[Stored data]
╭──

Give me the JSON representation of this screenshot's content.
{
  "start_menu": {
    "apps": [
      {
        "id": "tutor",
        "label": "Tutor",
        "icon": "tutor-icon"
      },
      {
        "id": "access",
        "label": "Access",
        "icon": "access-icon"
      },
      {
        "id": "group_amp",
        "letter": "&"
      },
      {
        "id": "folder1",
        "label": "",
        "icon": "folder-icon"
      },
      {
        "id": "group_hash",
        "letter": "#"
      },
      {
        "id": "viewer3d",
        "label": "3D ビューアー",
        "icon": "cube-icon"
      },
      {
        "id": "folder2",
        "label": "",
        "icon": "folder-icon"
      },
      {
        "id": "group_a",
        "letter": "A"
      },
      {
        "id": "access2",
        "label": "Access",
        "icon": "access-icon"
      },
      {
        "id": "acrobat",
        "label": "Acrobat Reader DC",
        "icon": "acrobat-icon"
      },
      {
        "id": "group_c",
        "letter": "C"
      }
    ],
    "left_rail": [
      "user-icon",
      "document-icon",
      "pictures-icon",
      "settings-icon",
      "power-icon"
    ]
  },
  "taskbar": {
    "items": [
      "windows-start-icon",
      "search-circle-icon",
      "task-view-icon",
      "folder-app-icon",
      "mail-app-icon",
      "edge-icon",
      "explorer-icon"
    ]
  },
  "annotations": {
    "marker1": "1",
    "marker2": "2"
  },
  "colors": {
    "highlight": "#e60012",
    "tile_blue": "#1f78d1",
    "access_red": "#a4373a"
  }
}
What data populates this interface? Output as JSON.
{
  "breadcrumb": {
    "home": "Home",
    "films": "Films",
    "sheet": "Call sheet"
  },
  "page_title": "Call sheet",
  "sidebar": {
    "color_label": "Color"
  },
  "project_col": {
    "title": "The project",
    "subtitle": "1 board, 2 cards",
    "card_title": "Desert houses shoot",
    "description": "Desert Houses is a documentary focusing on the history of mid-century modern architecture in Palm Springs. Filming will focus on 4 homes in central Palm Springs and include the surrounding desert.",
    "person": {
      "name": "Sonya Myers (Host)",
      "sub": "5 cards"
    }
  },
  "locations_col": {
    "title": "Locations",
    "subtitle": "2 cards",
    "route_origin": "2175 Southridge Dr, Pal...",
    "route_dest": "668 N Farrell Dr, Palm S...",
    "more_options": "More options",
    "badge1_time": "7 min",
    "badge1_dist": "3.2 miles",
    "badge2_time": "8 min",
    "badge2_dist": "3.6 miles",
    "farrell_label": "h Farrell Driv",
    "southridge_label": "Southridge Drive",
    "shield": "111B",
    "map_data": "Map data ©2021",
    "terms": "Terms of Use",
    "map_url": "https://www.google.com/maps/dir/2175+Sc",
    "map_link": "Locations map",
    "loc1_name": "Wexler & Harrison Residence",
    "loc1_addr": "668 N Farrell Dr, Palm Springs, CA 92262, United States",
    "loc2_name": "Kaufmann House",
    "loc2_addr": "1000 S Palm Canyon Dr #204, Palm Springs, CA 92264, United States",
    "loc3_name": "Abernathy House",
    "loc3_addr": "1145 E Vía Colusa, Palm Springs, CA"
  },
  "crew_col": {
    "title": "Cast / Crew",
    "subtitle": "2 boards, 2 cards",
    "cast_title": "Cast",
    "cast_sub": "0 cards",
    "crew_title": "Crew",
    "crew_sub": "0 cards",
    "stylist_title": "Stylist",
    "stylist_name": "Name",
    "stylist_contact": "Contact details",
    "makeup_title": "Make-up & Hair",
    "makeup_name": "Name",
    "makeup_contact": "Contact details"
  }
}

╰──

=== Instruction ===
Read the data above. Pull out each line in which the string "Palm" appears.

=== Task solution ===
    "description": "Desert Houses is a documentary focusing on the history of mid-century modern architecture in Palm Springs. Filming will focus on 4 homes in central Palm Springs and include the surrounding desert.",
    "route_dest": "668 N Farrell Dr, Palm S...",
    "loc1_addr": "668 N Farrell Dr, Palm Springs, CA 92262, United States",
    "loc2_addr": "1000 S Palm Canyon Dr #204, Palm Springs, CA 92264, United States",
    "loc3_addr": "1145 E Vía Colusa, Palm Springs, CA"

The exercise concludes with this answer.